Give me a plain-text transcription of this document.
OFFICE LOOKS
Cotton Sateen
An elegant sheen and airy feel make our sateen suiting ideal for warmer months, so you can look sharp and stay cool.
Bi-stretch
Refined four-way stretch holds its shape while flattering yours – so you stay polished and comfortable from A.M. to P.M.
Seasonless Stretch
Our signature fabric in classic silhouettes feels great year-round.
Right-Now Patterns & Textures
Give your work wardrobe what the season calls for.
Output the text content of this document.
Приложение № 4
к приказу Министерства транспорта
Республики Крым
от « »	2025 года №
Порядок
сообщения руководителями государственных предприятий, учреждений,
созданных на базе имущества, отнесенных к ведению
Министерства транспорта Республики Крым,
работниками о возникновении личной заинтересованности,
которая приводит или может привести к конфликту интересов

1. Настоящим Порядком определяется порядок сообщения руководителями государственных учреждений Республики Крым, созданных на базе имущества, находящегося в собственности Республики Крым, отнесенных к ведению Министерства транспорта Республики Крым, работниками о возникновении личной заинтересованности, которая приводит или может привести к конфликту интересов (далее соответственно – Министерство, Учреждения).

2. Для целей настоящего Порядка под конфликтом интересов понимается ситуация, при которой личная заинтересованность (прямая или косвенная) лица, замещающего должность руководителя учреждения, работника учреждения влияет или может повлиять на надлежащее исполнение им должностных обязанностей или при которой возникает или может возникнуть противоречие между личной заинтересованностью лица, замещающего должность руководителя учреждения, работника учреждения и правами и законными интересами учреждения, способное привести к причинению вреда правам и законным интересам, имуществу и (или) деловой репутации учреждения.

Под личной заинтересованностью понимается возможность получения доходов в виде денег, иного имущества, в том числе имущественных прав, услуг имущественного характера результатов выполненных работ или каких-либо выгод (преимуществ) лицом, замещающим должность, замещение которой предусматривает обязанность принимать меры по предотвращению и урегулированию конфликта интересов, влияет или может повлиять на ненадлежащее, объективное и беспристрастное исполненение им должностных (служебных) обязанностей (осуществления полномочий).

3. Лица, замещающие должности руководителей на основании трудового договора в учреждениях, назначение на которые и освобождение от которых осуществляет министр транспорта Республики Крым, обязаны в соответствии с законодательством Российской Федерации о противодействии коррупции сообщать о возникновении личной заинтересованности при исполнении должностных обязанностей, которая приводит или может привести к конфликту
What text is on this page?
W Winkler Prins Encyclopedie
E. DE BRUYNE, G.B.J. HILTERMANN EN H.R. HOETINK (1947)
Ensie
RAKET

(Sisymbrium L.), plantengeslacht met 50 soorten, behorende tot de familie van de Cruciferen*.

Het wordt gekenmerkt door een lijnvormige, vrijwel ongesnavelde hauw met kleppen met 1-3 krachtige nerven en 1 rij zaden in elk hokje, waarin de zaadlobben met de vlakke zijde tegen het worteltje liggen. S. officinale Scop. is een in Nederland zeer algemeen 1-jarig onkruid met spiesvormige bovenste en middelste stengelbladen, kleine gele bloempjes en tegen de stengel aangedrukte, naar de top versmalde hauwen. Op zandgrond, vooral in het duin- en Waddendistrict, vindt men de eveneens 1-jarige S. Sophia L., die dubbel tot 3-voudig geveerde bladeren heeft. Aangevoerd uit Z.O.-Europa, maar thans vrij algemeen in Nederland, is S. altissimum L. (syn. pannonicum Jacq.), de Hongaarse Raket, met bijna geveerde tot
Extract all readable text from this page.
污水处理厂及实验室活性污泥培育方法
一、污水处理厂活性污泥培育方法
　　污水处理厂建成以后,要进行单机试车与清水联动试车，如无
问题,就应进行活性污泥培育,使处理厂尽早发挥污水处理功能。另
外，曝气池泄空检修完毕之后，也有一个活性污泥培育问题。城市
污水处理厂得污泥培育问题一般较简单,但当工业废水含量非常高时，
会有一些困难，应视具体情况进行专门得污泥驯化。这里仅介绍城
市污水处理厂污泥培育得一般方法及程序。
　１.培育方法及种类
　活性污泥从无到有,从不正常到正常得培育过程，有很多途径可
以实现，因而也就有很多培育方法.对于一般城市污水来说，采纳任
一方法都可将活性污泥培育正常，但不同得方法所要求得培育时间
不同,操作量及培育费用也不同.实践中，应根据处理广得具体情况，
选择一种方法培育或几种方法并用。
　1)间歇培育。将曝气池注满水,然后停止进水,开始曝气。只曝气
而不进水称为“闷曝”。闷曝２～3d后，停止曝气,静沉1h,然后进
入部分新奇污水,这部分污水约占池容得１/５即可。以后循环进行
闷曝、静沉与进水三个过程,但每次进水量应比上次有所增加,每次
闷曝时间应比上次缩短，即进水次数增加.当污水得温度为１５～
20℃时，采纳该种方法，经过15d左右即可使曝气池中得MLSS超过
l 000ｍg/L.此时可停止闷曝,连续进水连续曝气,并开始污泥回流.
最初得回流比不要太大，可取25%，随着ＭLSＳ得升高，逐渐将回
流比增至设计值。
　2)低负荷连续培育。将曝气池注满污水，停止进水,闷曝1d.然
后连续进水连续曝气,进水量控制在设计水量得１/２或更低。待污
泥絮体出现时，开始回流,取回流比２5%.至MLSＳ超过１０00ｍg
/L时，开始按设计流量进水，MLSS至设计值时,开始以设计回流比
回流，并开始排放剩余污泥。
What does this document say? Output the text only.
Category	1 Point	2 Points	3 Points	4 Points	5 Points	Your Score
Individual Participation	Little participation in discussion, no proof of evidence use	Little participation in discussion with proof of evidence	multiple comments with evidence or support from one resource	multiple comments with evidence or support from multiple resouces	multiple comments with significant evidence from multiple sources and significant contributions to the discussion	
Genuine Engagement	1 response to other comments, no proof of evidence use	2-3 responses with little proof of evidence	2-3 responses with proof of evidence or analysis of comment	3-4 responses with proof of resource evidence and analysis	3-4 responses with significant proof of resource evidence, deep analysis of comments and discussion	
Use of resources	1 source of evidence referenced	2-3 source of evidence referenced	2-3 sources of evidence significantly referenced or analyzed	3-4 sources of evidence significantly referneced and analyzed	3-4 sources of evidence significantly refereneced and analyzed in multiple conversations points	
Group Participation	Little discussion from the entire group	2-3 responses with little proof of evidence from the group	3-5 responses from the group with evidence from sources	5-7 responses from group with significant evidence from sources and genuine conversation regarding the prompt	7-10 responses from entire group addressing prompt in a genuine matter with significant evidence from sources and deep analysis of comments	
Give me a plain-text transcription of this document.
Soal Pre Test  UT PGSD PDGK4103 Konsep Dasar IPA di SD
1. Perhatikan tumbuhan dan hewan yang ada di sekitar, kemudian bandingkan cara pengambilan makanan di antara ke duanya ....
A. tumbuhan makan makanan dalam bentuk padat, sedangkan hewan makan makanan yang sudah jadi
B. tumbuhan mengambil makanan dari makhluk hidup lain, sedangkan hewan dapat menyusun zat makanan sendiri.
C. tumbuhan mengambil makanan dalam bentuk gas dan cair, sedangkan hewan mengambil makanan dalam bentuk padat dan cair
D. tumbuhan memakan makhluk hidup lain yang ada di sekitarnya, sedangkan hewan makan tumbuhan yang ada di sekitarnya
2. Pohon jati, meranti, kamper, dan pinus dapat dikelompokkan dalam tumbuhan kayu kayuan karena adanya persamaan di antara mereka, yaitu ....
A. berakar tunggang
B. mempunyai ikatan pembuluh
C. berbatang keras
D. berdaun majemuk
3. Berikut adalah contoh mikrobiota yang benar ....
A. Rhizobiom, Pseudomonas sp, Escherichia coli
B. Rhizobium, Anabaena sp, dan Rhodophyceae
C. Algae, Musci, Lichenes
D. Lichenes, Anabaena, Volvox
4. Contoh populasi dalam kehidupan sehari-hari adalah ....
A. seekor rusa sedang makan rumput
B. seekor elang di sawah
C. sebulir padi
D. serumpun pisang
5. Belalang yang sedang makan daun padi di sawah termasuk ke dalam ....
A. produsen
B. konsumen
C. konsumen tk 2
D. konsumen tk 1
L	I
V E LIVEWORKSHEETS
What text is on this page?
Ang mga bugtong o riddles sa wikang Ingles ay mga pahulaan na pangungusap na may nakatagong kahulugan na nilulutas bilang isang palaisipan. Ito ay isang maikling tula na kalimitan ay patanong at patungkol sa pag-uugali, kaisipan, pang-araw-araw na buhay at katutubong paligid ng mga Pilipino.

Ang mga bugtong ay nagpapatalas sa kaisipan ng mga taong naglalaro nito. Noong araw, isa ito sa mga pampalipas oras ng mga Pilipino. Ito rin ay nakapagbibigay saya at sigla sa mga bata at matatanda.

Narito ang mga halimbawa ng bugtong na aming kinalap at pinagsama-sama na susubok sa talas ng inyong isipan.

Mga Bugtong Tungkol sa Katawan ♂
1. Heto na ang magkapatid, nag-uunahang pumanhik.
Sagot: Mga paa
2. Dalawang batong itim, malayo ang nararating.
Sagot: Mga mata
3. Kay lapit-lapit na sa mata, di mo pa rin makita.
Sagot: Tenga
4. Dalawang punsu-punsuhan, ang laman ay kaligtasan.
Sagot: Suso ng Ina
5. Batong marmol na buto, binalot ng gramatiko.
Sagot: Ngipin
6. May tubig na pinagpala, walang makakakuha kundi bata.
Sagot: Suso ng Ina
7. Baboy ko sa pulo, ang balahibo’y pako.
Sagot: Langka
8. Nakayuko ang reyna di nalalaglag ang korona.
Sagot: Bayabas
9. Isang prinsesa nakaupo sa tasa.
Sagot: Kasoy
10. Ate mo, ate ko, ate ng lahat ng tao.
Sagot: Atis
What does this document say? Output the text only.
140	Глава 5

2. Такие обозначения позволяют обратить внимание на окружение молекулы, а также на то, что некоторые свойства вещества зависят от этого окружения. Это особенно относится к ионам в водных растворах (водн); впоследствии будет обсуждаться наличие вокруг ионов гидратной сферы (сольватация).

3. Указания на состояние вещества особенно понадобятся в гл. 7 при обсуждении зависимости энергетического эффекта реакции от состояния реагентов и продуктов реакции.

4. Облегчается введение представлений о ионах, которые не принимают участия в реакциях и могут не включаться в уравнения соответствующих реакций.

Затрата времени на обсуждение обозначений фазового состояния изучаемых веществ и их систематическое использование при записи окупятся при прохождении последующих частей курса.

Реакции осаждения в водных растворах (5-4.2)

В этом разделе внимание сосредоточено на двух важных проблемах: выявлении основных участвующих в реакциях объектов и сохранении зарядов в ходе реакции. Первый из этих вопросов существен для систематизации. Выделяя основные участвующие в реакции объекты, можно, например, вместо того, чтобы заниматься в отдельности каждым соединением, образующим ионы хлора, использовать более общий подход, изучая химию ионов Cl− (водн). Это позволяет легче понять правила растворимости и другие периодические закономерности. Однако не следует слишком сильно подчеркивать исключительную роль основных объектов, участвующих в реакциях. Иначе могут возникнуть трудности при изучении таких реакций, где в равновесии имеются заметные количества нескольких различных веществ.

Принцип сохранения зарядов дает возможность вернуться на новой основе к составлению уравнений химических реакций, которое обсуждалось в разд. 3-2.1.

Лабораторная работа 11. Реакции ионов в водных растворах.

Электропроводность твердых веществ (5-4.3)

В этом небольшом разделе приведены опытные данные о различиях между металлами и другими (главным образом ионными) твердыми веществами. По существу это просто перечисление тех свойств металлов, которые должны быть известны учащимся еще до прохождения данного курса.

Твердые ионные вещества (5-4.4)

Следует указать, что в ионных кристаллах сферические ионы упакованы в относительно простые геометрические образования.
+===+
Locate the word "Dalawang" in the records above, and return each line that has it.

2. Dalawang batong itim, malayo ang nararating.
4. Dalawang punsu-punsuhan, ang laman ay kaligtasan.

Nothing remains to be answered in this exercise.